## WHAT THE TASK ASKS
Copy every entry exactly.

## EXERCISE INPUT
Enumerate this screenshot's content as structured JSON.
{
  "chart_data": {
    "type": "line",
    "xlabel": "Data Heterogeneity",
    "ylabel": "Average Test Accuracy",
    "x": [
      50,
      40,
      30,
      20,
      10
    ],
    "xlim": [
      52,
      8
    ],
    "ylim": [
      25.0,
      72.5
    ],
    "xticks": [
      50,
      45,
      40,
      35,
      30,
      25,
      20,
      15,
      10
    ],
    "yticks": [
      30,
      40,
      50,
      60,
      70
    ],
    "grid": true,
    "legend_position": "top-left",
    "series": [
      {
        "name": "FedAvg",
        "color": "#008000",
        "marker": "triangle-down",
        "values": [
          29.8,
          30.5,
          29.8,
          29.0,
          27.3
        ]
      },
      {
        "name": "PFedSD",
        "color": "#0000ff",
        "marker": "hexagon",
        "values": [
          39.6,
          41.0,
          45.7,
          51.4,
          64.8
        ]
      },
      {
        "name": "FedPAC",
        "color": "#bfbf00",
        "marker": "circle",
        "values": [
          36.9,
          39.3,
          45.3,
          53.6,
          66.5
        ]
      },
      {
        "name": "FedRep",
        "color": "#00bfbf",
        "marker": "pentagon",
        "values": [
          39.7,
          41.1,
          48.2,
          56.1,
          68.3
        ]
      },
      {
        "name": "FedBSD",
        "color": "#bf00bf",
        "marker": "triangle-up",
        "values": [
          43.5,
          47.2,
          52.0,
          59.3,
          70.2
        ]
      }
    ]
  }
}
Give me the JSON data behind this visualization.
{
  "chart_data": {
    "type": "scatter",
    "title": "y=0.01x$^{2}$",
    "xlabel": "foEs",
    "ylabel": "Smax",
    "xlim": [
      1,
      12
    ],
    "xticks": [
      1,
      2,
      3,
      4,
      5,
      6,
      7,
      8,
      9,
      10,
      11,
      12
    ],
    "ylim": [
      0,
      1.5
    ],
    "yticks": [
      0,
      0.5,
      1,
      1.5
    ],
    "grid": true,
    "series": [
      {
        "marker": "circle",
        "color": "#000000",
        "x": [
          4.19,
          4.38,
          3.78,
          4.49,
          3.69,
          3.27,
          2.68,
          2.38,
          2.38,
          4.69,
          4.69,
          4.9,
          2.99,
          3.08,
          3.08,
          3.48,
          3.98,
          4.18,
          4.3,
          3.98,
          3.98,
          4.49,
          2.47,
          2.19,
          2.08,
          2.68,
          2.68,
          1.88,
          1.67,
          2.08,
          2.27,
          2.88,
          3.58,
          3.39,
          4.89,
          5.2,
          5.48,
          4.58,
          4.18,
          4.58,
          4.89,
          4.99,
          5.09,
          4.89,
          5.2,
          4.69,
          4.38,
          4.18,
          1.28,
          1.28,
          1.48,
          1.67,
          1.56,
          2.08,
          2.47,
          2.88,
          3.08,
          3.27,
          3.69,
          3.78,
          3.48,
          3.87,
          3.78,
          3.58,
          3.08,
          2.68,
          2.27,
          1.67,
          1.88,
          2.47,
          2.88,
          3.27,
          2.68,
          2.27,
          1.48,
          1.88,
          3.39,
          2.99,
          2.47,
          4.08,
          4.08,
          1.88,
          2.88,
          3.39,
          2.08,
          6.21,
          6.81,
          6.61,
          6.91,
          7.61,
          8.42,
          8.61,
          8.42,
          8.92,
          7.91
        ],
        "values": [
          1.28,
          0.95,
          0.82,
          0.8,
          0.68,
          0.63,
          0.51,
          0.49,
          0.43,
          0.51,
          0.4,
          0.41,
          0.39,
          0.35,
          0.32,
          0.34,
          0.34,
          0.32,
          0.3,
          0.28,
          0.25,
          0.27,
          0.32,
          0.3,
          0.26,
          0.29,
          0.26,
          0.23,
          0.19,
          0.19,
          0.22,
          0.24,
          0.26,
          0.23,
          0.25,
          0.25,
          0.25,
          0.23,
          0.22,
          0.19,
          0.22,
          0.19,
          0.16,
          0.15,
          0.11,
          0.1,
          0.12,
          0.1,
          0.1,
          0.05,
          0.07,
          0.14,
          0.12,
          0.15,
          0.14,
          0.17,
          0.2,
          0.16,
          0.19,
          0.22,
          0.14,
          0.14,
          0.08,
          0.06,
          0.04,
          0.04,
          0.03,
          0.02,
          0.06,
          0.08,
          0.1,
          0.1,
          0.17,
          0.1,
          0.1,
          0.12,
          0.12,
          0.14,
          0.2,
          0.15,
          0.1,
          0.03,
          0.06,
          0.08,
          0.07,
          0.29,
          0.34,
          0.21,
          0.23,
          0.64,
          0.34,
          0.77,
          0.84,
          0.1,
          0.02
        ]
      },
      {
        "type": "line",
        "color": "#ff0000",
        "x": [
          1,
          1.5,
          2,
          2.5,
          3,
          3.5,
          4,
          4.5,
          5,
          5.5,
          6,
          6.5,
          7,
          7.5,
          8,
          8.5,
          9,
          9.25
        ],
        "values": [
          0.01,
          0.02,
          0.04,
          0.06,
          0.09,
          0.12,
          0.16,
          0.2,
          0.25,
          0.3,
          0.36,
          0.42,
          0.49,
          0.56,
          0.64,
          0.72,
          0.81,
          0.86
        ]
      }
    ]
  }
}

## RESULT BELOW
Enumerate this screenshot's content as structured JSON.
{
  "chart_data": {
    "type": "line",
    "xlabel": "Data Heterogeneity",
    "ylabel": "Average Test Accuracy",
    "x": [
      50,
      40,
      30,
      20,
      10
    ],
    "xlim": [
      52,
      8
    ],
    "ylim": [
      25.0,
      72.5
    ],
    "xticks": [
      50,
      45,
      40,
      35,
      30,
      25,
      20,
      15,
      10
    ],
    "yticks": [
      30,
      40,
      50,
      60,
      70
    ],
    "grid": true,
    "legend_position": "top-left",
    "series": [
      {
        "name": "FedAvg",
        "color": "#008000",
        "marker": "triangle-down",
        "values": [
          29.8,
          30.5,
          29.8,
          29.0,
          27.3
        ]
      },
      {
        "name": "PFedSD",
        "color": "#0000ff",
        "marker": "hexagon",
        "values": [
          39.6,
          41.0,
          45.7,
          51.4,
          64.8
        ]
      },
      {
        "name": "FedPAC",
        "color": "#bfbf00",
        "marker": "circle",
        "values": [
          36.9,
          39.3,
          45.3,
          53.6,
          66.5
        ]
      },
      {
        "name": "FedRep",
        "color": "#00bfbf",
        "marker": "pentagon",
        "values": [
          39.7,
          41.1,
          48.2,
          56.1,
          68.3
        ]
      },
      {
        "name": "FedBSD",
        "color": "#bf00bf",
        "marker": "triangle-up",
        "values": [
          43.5,
          47.2,
          52.0,
          59.3,
          70.2
        ]
      }
    ]
  }
}
Give me the JSON data behind this visualization.
{
  "chart_data": {
    "type": "scatter",
    "title": "y=0.01x$^{2}$",
    "xlabel": "foEs",
    "ylabel": "Smax",
    "xlim": [
      1,
      12
    ],
    "xticks": [
      1,
      2,
      3,
      4,
      5,
      6,
      7,
      8,
      9,
      10,
      11,
      12
    ],
    "ylim": [
      0,
      1.5
    ],
    "yticks": [
      0,
      0.5,
      1,
      1.5
    ],
    "grid": true,
    "series": [
      {
        "marker": "circle",
        "color": "#000000",
        "x": [
          4.19,
          4.38,
          3.78,
          4.49,
          3.69,
          3.27,
          2.68,
          2.38,
          2.38,
          4.69,
          4.69,
          4.9,
          2.99,
          3.08,
          3.08,
          3.48,
          3.98,
          4.18,
          4.3,
          3.98,
          3.98,
          4.49,
          2.47,
          2.19,
          2.08,
          2.68,
          2.68,
          1.88,
          1.67,
          2.08,
          2.27,
          2.88,
          3.58,
          3.39,
          4.89,
          5.2,
          5.48,
          4.58,
          4.18,
          4.58,
          4.89,
          4.99,
          5.09,
          4.89,
          5.2,
          4.69,
          4.38,
          4.18,
          1.28,
          1.28,
          1.48,
          1.67,
          1.56,
          2.08,
          2.47,
          2.88,
          3.08,
          3.27,
          3.69,
          3.78,
          3.48,
          3.87,
          3.78,
          3.58,
          3.08,
          2.68,
          2.27,
          1.67,
          1.88,
          2.47,
          2.88,
          3.27,
          2.68,
          2.27,
          1.48,
          1.88,
          3.39,
          2.99,
          2.47,
          4.08,
          4.08,
          1.88,
          2.88,
          3.39,
          2.08,
          6.21,
          6.81,
          6.61,
          6.91,
          7.61,
          8.42,
          8.61,
          8.42,
          8.92,
          7.91
        ],
        "values": [
          1.28,
          0.95,
          0.82,
          0.8,
          0.68,
          0.63,
          0.51,
          0.49,
          0.43,
          0.51,
          0.4,
          0.41,
          0.39,
          0.35,
          0.32,
          0.34,
          0.34,
          0.32,
          0.3,
          0.28,
          0.25,
          0.27,
          0.32,
          0.3,
          0.26,
          0.29,
          0.26,
          0.23,
          0.19,
          0.19,
          0.22,
          0.24,
          0.26,
          0.23,
          0.25,
          0.25,
          0.25,
          0.23,
          0.22,
          0.19,
          0.22,
          0.19,
          0.16,
          0.15,
          0.11,
          0.1,
          0.12,
          0.1,
          0.1,
          0.05,
          0.07,
          0.14,
          0.12,
          0.15,
          0.14,
          0.17,
          0.2,
          0.16,
          0.19,
          0.22,
          0.14,
          0.14,
          0.08,
          0.06,
          0.04,
          0.04,
          0.03,
          0.02,
          0.06,
          0.08,
          0.1,
          0.1,
          0.17,
          0.1,
          0.1,
          0.12,
          0.12,
          0.14,
          0.2,
          0.15,
          0.1,
          0.03,
          0.06,
          0.08,
          0.07,
          0.29,
          0.34,
          0.21,
          0.23,
          0.64,
          0.34,
          0.77,
          0.84,
          0.1,
          0.02
        ]
      },
      {
        "type": "line",
        "color": "#ff0000",
        "x": [
          1,
          1.5,
          2,
          2.5,
          3,
          3.5,
          4,
          4.5,
          5,
          5.5,
          6,
          6.5,
          7,
          7.5,
          8,
          8.5,
          9,
          9.25
        ],
        "values": [
          0.01,
          0.02,
          0.04,
          0.06,
          0.09,
          0.12,
          0.16,
          0.2,
          0.25,
          0.3,
          0.36,
          0.42,
          0.49,
          0.56,
          0.64,
          0.72,
          0.81,
          0.86
        ]
      }
    ]
  }
}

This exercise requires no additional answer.